_Dataset extract_
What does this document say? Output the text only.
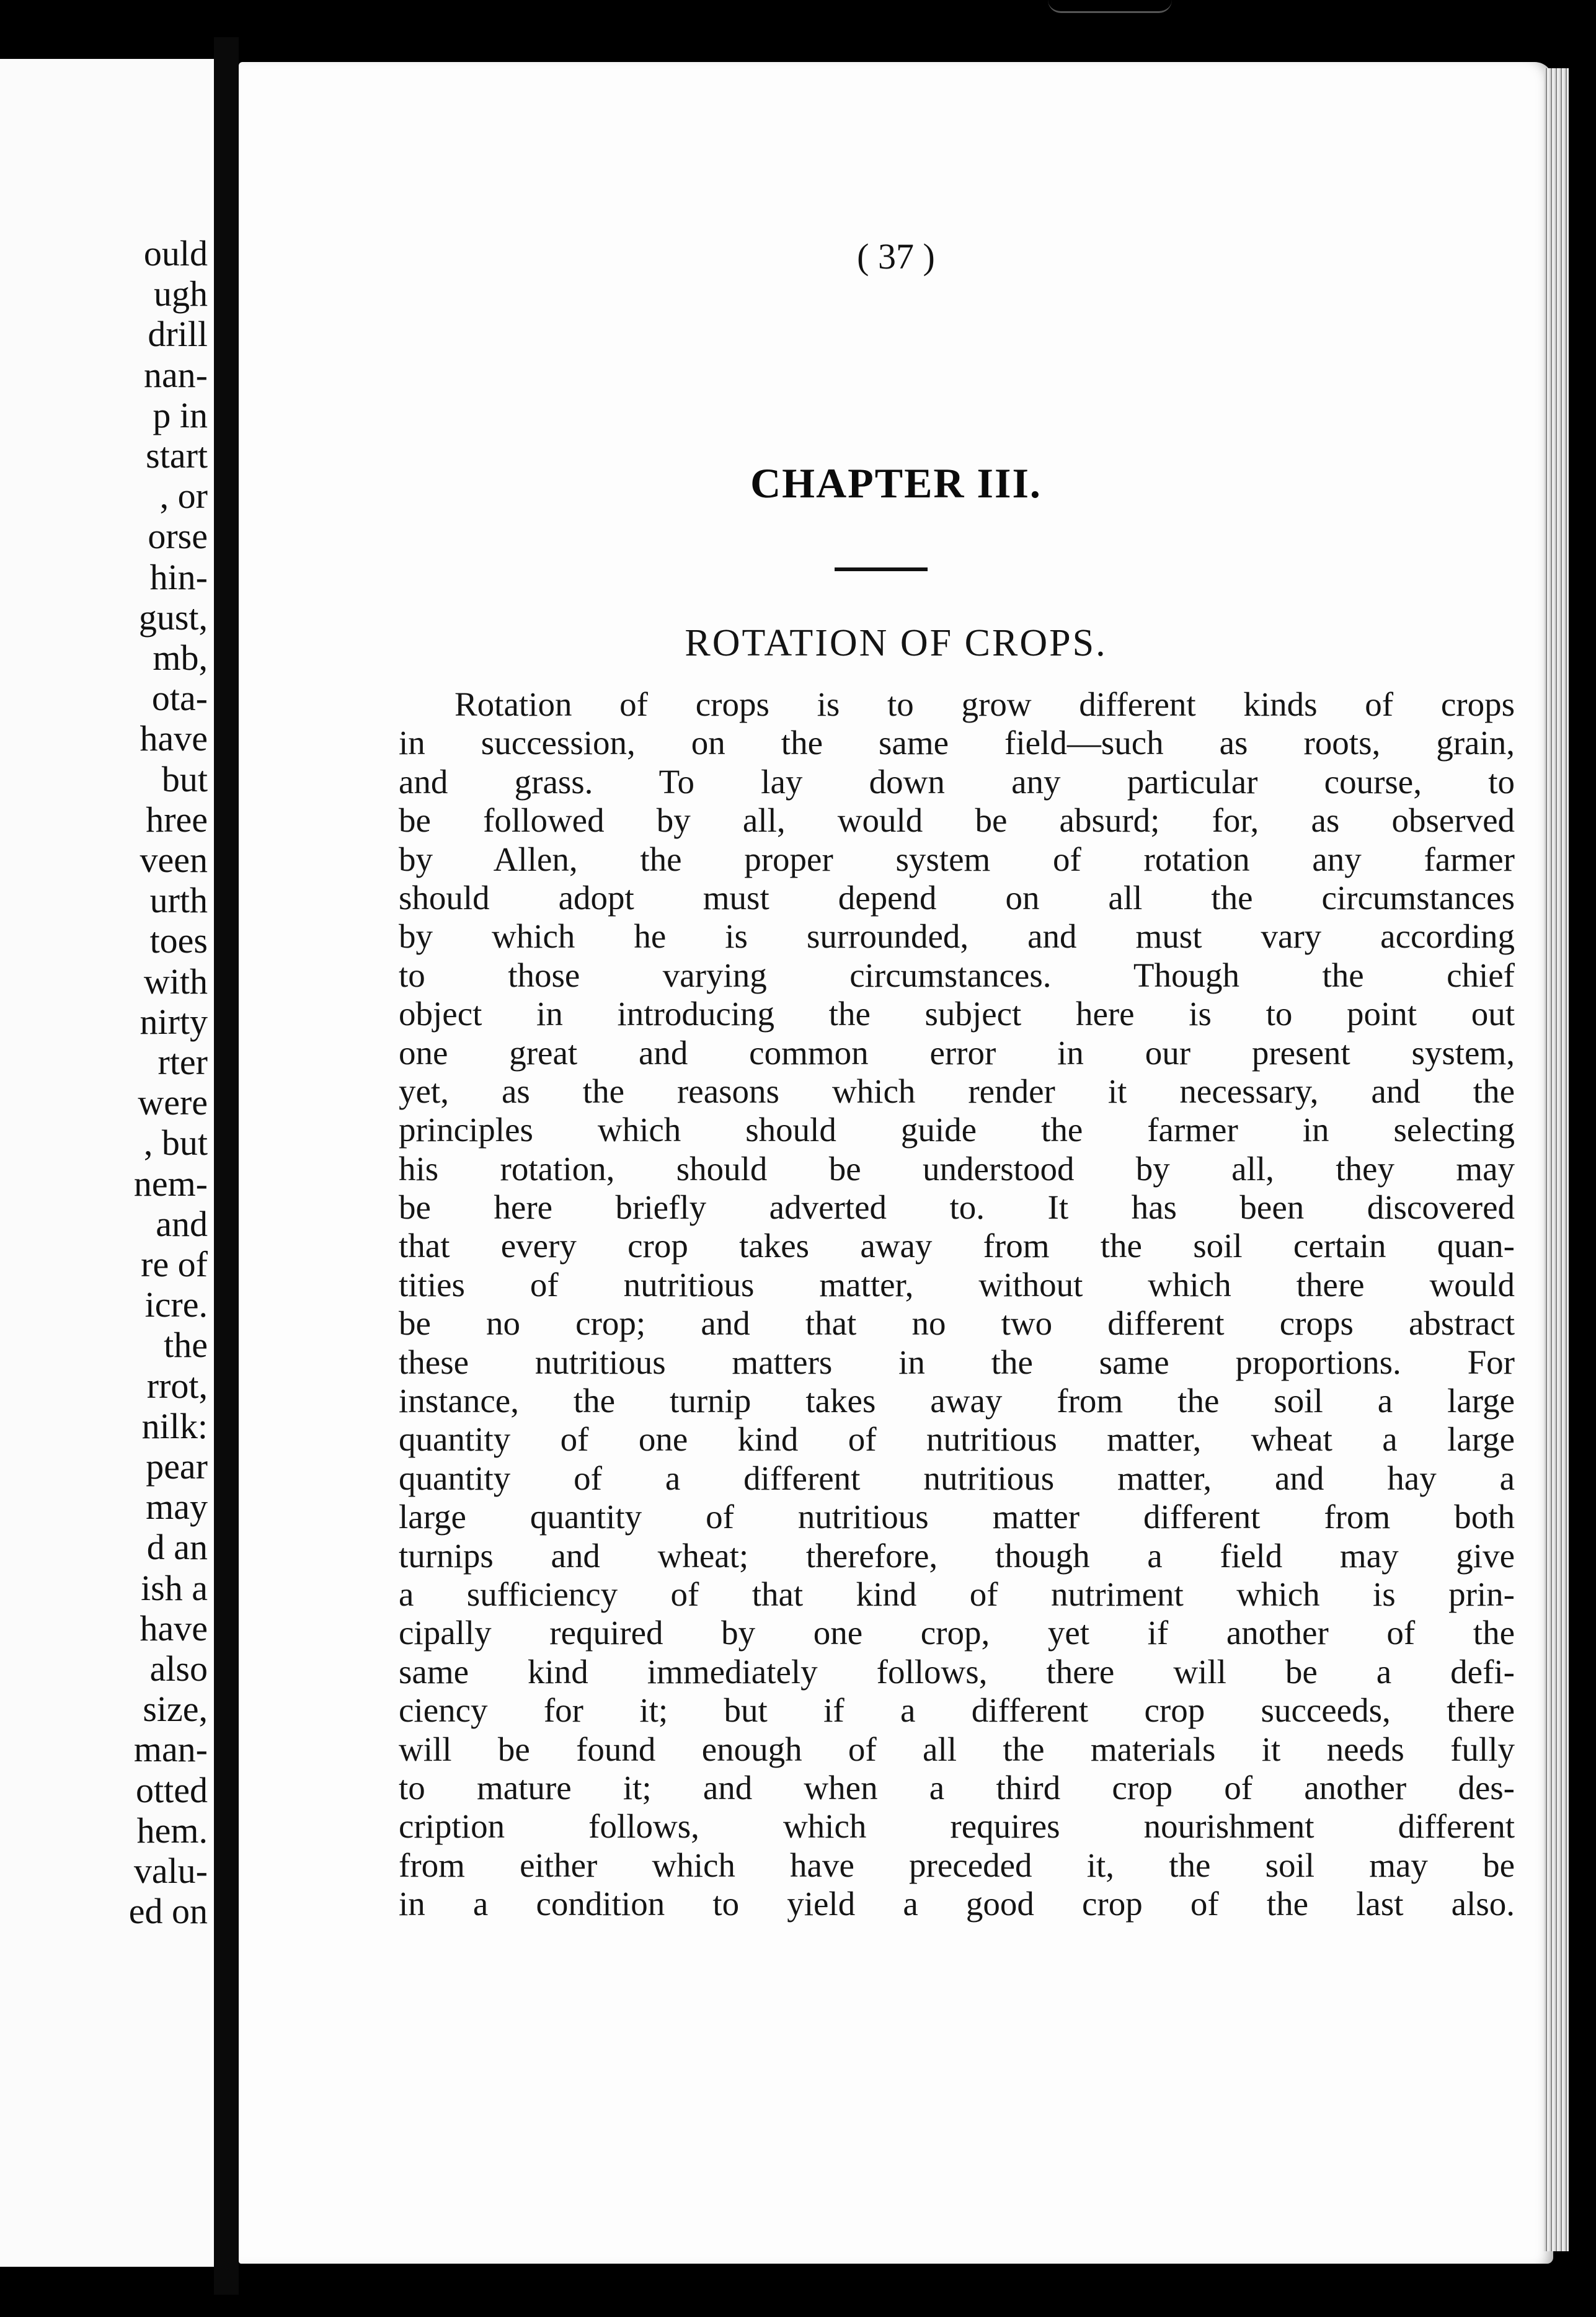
ould
ugh
drill
nan-
p in
start
, or
orse
hin-
gust,
mb,
ota-
have
but
hree
veen
urth
toes
with
nirty
rter
were
, but
nem-
and
re of
icre.
the
rrot,
nilk:
pear
may
d an
ish a
have
also
size,
man-
otted
hem.
valu-
ed on
( 37 )
CHAPTER III.
ROTATION OF CROPS.
Rotation of crops is to grow different kinds of crops
in succession, on the same field—such as roots, grain,
and grass. To lay down any particular course, to
be followed by all, would be absurd; for, as observed
by Allen, the proper system of rotation any farmer
should adopt must depend on all the circumstances
by which he is surrounded, and must vary according
to those varying circumstances. Though the chief
object in introducing the subject here is to point out
one great and common error in our present system,
yet, as the reasons which render it necessary, and the
principles which should guide the farmer in selecting
his rotation, should be understood by all, they may
be here briefly adverted to. It has been discovered
that every crop takes away from the soil certain quan-
tities of nutritious matter, without which there would
be no crop; and that no two different crops abstract
these nutritious matters in the same proportions. For
instance, the turnip takes away from the soil a large
quantity of one kind of nutritious matter, wheat a large
quantity of a different nutritious matter, and hay a
large quantity of nutritious matter different from both
turnips and wheat; therefore, though a field may give
a sufficiency of that kind of nutriment which is prin-
cipally required by one crop, yet if another of the
same kind immediately follows, there will be a defi-
ciency for it; but if a different crop succeeds, there
will be found enough of all the materials it needs fully
to mature it; and when a third crop of another des-
cription follows, which requires nourishment different
from either which have preceded it, the soil may be
in a condition to yield a good crop of the last also.
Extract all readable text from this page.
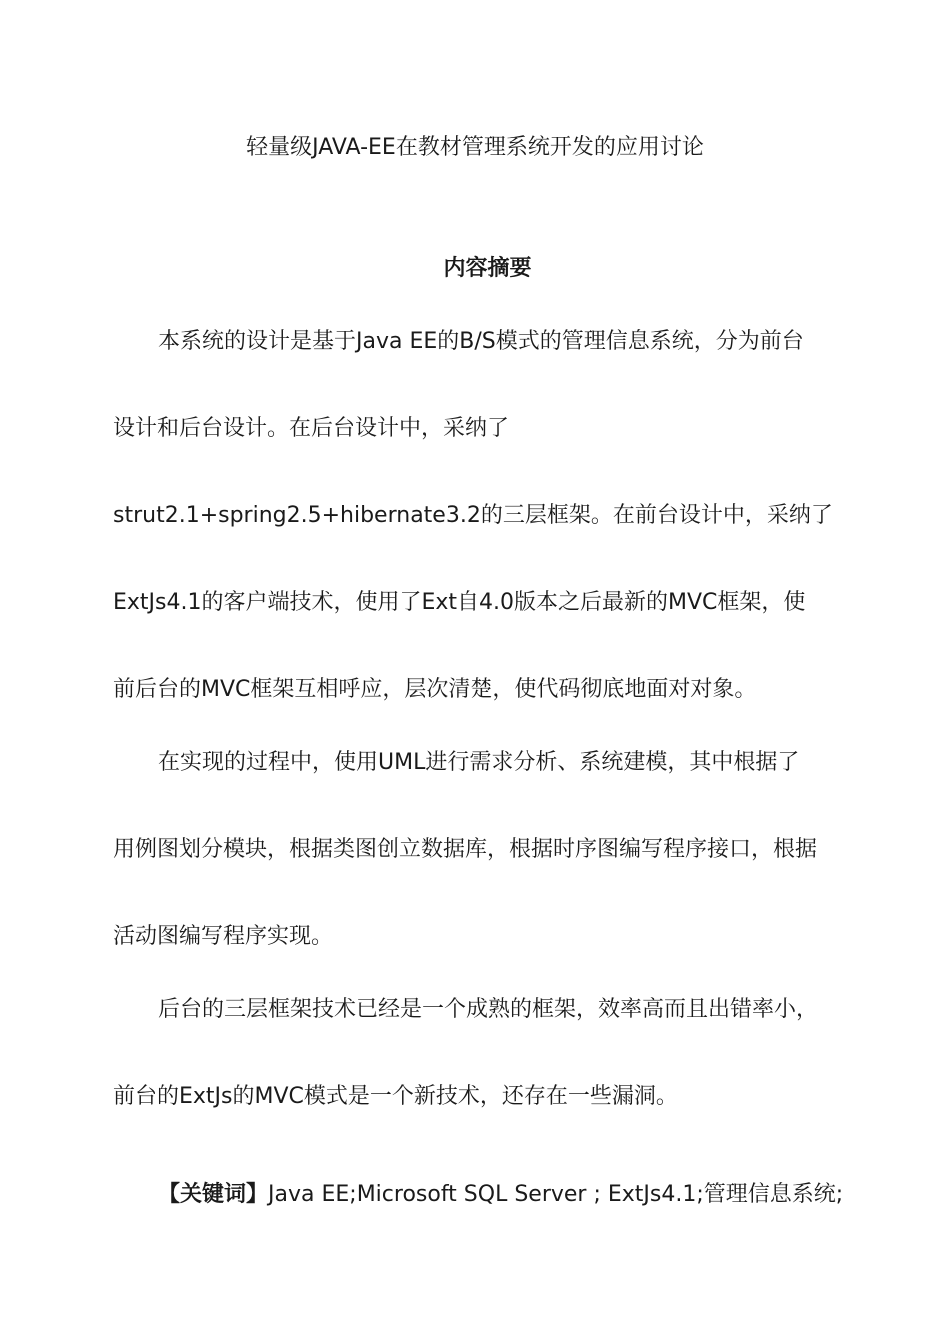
轻量级JAVA-EE在教材管理系统开发的应用讨论
内容摘要
本系统的设计是基于Java EE的B/S模式的管理信息系统，分为前台
设计和后台设计。在后台设计中，采纳了
strut2.1+spring2.5+hibernate3.2的三层框架。在前台设计中，采纳了
ExtJs4.1的客户端技术，使用了Ext自4.0版本之后最新的MVC框架，使
前后台的MVC框架互相呼应，层次清楚，使代码彻底地面对对象。
在实现的过程中，使用UML进行需求分析、系统建模，其中根据了
用例图划分模块，根据类图创立数据库，根据时序图编写程序接口，根据
活动图编写程序实现。
后台的三层框架技术已经是一个成熟的框架，效率高而且出错率小，
前台的ExtJs的MVC模式是一个新技术，还存在一些漏洞。
【关键词】Java EE;Microsoft SQL Server ; ExtJs4.1;管理信息系统;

_Exercise_
Pull every line containing the word "wheat" out of the material.

_Exercise output_
quantity of one kind of nutritious matter, wheat a large
turnips and wheat; therefore, though a field may give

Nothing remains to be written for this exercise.